Can the data below be set down again exactly, line for line?

(Items from a dataset)
+ + + +

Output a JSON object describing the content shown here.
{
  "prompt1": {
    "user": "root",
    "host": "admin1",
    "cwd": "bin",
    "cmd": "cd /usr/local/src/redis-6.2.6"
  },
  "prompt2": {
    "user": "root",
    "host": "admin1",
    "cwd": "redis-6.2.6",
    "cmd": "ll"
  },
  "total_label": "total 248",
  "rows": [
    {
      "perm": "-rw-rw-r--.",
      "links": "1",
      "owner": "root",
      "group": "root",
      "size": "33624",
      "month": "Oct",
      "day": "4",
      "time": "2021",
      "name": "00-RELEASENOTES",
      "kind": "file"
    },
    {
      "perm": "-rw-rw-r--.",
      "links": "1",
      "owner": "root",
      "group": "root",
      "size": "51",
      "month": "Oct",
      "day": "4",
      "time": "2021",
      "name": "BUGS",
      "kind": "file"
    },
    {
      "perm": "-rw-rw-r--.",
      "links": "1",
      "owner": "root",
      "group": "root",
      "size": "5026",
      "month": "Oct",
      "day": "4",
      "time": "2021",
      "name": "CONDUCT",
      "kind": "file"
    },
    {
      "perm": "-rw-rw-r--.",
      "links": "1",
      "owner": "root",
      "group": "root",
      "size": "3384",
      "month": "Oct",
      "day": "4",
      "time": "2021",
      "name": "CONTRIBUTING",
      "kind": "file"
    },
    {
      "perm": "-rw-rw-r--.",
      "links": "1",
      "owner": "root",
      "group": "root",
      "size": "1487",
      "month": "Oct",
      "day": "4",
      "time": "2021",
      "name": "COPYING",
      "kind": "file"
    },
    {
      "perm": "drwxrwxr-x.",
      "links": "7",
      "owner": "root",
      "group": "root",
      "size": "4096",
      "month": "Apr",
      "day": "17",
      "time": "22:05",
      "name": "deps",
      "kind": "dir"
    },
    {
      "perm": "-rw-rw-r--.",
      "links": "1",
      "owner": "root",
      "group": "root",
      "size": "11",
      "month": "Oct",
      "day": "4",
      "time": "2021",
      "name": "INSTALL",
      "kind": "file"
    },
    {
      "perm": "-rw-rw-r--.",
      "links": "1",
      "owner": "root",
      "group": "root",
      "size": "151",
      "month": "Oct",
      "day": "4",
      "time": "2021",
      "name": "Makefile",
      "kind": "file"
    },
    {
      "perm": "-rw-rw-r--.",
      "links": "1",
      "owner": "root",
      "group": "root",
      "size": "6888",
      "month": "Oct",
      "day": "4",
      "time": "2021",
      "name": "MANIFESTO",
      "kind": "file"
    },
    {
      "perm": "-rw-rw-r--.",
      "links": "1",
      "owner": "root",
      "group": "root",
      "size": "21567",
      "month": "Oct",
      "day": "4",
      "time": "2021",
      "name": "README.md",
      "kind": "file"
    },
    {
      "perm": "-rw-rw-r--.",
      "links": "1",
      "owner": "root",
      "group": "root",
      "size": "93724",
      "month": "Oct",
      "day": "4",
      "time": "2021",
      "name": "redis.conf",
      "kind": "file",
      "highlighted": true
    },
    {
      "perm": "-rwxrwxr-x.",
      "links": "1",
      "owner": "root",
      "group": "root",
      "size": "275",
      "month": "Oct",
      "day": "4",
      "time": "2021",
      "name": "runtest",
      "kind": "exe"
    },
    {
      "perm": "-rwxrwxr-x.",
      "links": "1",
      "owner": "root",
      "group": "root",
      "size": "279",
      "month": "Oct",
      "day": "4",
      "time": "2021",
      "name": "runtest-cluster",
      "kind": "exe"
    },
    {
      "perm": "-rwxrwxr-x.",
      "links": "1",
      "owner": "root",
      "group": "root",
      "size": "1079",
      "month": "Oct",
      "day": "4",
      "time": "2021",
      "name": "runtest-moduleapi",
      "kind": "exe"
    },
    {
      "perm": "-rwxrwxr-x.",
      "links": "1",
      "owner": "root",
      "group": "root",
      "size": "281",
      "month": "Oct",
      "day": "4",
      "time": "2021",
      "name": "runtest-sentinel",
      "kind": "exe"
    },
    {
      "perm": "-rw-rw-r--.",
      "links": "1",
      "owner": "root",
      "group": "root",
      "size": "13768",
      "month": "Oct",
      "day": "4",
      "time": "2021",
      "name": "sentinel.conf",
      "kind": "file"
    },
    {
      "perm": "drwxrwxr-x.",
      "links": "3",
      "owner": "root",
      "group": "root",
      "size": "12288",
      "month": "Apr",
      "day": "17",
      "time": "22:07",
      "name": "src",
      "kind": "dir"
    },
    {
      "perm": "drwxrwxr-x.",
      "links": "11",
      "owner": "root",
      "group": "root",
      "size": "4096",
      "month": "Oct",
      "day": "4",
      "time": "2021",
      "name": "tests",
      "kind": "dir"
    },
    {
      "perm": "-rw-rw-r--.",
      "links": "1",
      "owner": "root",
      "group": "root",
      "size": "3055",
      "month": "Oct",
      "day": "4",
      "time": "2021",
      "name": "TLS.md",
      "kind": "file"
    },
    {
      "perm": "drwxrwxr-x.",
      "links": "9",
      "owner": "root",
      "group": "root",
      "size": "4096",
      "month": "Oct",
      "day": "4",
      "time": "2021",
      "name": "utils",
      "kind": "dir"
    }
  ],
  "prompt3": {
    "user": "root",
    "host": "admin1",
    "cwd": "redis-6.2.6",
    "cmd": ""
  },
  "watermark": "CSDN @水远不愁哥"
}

+ + + +

**COMPLETED TASK:**
Output a JSON object describing the content shown here.
{
  "prompt1": {
    "user": "root",
    "host": "admin1",
    "cwd": "bin",
    "cmd": "cd /usr/local/src/redis-6.2.6"
  },
  "prompt2": {
    "user": "root",
    "host": "admin1",
    "cwd": "redis-6.2.6",
    "cmd": "ll"
  },
  "total_label": "total 248",
  "rows": [
    {
      "perm": "-rw-rw-r--.",
      "links": "1",
      "owner": "root",
      "group": "root",
      "size": "33624",
      "month": "Oct",
      "day": "4",
      "time": "2021",
      "name": "00-RELEASENOTES",
      "kind": "file"
    },
    {
      "perm": "-rw-rw-r--.",
      "links": "1",
      "owner": "root",
      "group": "root",
      "size": "51",
      "month": "Oct",
      "day": "4",
      "time": "2021",
      "name": "BUGS",
      "kind": "file"
    },
    {
      "perm": "-rw-rw-r--.",
      "links": "1",
      "owner": "root",
      "group": "root",
      "size": "5026",
      "month": "Oct",
      "day": "4",
      "time": "2021",
      "name": "CONDUCT",
      "kind": "file"
    },
    {
      "perm": "-rw-rw-r--.",
      "links": "1",
      "owner": "root",
      "group": "root",
      "size": "3384",
      "month": "Oct",
      "day": "4",
      "time": "2021",
      "name": "CONTRIBUTING",
      "kind": "file"
    },
    {
      "perm": "-rw-rw-r--.",
      "links": "1",
      "owner": "root",
      "group": "root",
      "size": "1487",
      "month": "Oct",
      "day": "4",
      "time": "2021",
      "name": "COPYING",
      "kind": "file"
    },
    {
      "perm": "drwxrwxr-x.",
      "links": "7",
      "owner": "root",
      "group": "root",
      "size": "4096",
      "month": "Apr",
      "day": "17",
      "time": "22:05",
      "name": "deps",
      "kind": "dir"
    },
    {
      "perm": "-rw-rw-r--.",
      "links": "1",
      "owner": "root",
      "group": "root",
      "size": "11",
      "month": "Oct",
      "day": "4",
      "time": "2021",
      "name": "INSTALL",
      "kind": "file"
    },
    {
      "perm": "-rw-rw-r--.",
      "links": "1",
      "owner": "root",
      "group": "root",
      "size": "151",
      "month": "Oct",
      "day": "4",
      "time": "2021",
      "name": "Makefile",
      "kind": "file"
    },
    {
      "perm": "-rw-rw-r--.",
      "links": "1",
      "owner": "root",
      "group": "root",
      "size": "6888",
      "month": "Oct",
      "day": "4",
      "time": "2021",
      "name": "MANIFESTO",
      "kind": "file"
    },
    {
      "perm": "-rw-rw-r--.",
      "links": "1",
      "owner": "root",
      "group": "root",
      "size": "21567",
      "month": "Oct",
      "day": "4",
      "time": "2021",
      "name": "README.md",
      "kind": "file"
    },
    {
      "perm": "-rw-rw-r--.",
      "links": "1",
      "owner": "root",
      "group": "root",
      "size": "93724",
      "month": "Oct",
      "day": "4",
      "time": "2021",
      "name": "redis.conf",
      "kind": "file",
      "highlighted": true
    },
    {
      "perm": "-rwxrwxr-x.",
      "links": "1",
      "owner": "root",
      "group": "root",
      "size": "275",
      "month": "Oct",
      "day": "4",
      "time": "2021",
      "name": "runtest",
      "kind": "exe"
    },
    {
      "perm": "-rwxrwxr-x.",
      "links": "1",
      "owner": "root",
      "group": "root",
      "size": "279",
      "month": "Oct",
      "day": "4",
      "time": "2021",
      "name": "runtest-cluster",
      "kind": "exe"
    },
    {
      "perm": "-rwxrwxr-x.",
      "links": "1",
      "owner": "root",
      "group": "root",
      "size": "1079",
      "month": "Oct",
      "day": "4",
      "time": "2021",
      "name": "runtest-moduleapi",
      "kind": "exe"
    },
    {
      "perm": "-rwxrwxr-x.",
      "links": "1",
      "owner": "root",
      "group": "root",
      "size": "281",
      "month": "Oct",
      "day": "4",
      "time": "2021",
      "name": "runtest-sentinel",
      "kind": "exe"
    },
    {
      "perm": "-rw-rw-r--.",
      "links": "1",
      "owner": "root",
      "group": "root",
      "size": "13768",
      "month": "Oct",
      "day": "4",
      "time": "2021",
      "name": "sentinel.conf",
      "kind": "file"
    },
    {
      "perm": "drwxrwxr-x.",
      "links": "3",
      "owner": "root",
      "group": "root",
      "size": "12288",
      "month": "Apr",
      "day": "17",
      "time": "22:07",
      "name": "src",
      "kind": "dir"
    },
    {
      "perm": "drwxrwxr-x.",
      "links": "11",
      "owner": "root",
      "group": "root",
      "size": "4096",
      "month": "Oct",
      "day": "4",
      "time": "2021",
      "name": "tests",
      "kind": "dir"
    },
    {
      "perm": "-rw-rw-r--.",
      "links": "1",
      "owner": "root",
      "group": "root",
      "size": "3055",
      "month": "Oct",
      "day": "4",
      "time": "2021",
      "name": "TLS.md",
      "kind": "file"
    },
    {
      "perm": "drwxrwxr-x.",
      "links": "9",
      "owner": "root",
      "group": "root",
      "size": "4096",
      "month": "Oct",
      "day": "4",
      "time": "2021",
      "name": "utils",
      "kind": "dir"
    }
  ],
  "prompt3": {
    "user": "root",
    "host": "admin1",
    "cwd": "redis-6.2.6",
    "cmd": ""
  },
  "watermark": "CSDN @水远不愁哥"
}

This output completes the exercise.